* AIM
Where does the string "name" appear? Copy every line of the entries below that holds it.

* RECORDS SUPPLIED
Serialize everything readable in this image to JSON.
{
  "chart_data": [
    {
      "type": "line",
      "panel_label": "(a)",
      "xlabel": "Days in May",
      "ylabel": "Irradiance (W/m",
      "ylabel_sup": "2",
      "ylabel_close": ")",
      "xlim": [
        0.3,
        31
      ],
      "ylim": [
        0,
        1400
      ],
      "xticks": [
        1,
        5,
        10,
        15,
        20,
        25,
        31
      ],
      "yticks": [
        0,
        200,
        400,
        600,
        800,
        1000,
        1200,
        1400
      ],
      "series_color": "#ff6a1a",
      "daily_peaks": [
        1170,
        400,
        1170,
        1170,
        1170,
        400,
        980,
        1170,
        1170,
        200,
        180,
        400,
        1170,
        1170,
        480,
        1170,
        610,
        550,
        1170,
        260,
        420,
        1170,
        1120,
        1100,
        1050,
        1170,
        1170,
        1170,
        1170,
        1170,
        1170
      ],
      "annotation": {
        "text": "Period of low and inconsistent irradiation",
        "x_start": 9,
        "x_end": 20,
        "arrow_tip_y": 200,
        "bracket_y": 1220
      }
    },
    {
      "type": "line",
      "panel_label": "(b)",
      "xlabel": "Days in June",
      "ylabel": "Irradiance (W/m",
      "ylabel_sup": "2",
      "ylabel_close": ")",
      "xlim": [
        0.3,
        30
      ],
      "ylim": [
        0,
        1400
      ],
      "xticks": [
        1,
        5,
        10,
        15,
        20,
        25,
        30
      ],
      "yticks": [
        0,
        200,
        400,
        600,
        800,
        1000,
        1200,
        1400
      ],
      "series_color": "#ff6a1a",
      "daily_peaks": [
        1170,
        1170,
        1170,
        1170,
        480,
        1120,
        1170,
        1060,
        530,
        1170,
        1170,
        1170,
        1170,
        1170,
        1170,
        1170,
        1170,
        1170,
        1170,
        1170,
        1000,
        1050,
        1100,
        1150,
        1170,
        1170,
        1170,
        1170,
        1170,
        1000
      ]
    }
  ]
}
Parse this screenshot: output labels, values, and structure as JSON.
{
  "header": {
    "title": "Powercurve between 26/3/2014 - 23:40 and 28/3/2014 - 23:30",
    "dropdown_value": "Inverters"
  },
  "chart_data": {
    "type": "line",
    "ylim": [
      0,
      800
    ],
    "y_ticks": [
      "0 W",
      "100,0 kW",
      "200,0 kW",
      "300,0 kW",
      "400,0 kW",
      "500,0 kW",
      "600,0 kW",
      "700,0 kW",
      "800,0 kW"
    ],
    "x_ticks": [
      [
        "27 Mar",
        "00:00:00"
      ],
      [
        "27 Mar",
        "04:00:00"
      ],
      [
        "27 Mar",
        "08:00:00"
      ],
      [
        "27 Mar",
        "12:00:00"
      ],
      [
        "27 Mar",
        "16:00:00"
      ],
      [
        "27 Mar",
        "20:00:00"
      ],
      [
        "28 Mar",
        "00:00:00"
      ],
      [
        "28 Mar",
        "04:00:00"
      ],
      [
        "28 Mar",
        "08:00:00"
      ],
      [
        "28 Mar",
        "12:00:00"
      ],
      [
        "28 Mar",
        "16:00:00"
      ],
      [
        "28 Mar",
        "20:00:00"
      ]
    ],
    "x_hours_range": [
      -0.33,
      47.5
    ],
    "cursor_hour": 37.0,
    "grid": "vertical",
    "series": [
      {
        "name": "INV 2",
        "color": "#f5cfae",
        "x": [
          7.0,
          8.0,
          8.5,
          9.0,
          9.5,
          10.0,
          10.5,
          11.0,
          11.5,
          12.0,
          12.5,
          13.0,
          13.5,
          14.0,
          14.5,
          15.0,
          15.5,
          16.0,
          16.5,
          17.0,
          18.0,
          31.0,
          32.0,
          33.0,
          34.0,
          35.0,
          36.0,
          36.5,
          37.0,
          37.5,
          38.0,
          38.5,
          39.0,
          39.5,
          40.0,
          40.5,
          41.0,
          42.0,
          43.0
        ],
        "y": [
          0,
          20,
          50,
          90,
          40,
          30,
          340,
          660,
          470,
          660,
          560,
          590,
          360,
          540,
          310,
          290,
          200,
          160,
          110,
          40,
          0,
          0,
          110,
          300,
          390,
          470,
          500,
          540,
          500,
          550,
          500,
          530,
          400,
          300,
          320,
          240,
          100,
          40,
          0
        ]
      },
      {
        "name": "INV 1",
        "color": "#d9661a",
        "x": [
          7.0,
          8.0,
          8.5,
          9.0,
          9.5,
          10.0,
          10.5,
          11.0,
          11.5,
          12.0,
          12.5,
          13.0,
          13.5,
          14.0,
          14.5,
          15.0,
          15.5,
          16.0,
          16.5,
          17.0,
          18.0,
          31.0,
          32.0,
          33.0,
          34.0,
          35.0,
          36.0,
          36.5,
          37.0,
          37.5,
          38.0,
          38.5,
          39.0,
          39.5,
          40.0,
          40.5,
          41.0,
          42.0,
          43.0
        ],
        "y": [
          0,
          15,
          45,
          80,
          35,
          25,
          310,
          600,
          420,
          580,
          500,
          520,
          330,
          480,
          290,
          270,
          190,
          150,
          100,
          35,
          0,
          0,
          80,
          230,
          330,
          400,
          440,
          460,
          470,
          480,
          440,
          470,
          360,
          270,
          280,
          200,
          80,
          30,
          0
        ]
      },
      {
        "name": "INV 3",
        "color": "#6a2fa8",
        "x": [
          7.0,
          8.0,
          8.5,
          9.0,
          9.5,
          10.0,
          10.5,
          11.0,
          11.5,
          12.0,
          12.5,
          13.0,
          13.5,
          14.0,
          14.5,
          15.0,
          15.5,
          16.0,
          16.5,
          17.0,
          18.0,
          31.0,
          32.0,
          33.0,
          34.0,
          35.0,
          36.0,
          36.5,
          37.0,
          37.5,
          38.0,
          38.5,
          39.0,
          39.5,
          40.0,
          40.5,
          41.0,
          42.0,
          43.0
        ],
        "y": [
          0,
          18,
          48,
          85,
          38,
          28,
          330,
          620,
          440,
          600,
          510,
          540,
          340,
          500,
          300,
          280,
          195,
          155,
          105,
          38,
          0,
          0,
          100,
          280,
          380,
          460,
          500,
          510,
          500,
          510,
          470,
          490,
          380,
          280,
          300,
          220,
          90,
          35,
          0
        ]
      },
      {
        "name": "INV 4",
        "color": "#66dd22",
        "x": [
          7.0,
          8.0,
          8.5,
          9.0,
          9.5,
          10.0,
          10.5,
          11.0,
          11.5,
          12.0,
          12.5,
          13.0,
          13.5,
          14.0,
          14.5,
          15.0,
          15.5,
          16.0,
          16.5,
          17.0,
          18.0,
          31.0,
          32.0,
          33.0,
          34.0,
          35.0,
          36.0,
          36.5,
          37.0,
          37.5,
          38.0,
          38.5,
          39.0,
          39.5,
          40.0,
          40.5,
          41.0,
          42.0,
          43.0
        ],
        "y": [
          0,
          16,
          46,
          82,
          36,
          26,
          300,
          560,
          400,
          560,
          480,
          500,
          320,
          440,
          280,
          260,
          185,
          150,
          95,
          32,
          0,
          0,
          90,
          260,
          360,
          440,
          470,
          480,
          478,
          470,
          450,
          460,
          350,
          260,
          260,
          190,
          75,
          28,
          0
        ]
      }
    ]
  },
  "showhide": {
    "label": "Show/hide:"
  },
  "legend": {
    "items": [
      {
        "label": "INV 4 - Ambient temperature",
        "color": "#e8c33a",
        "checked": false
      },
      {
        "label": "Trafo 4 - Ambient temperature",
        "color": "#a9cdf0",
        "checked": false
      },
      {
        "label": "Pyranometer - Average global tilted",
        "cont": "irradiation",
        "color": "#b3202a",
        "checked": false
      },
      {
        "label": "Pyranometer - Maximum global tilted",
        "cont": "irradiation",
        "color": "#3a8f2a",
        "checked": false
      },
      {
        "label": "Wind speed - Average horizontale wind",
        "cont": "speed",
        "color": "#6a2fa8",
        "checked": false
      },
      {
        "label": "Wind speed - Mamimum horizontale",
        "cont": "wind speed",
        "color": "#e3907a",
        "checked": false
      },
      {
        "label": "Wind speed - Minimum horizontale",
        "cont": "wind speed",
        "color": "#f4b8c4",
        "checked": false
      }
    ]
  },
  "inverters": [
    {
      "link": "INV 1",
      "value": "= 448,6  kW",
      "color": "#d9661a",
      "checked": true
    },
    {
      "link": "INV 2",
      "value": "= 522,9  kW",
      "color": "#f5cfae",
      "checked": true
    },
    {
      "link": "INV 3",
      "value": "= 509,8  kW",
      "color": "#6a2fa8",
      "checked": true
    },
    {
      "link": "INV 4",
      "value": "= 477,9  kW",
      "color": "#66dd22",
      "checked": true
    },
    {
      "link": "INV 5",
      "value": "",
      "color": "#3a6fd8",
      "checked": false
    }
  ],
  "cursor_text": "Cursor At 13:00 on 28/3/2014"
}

* RESPONSE TO THE TASK
        "name": "INV 2",
        "name": "INV 1",
        "name": "INV 3",
        "name": "INV 4",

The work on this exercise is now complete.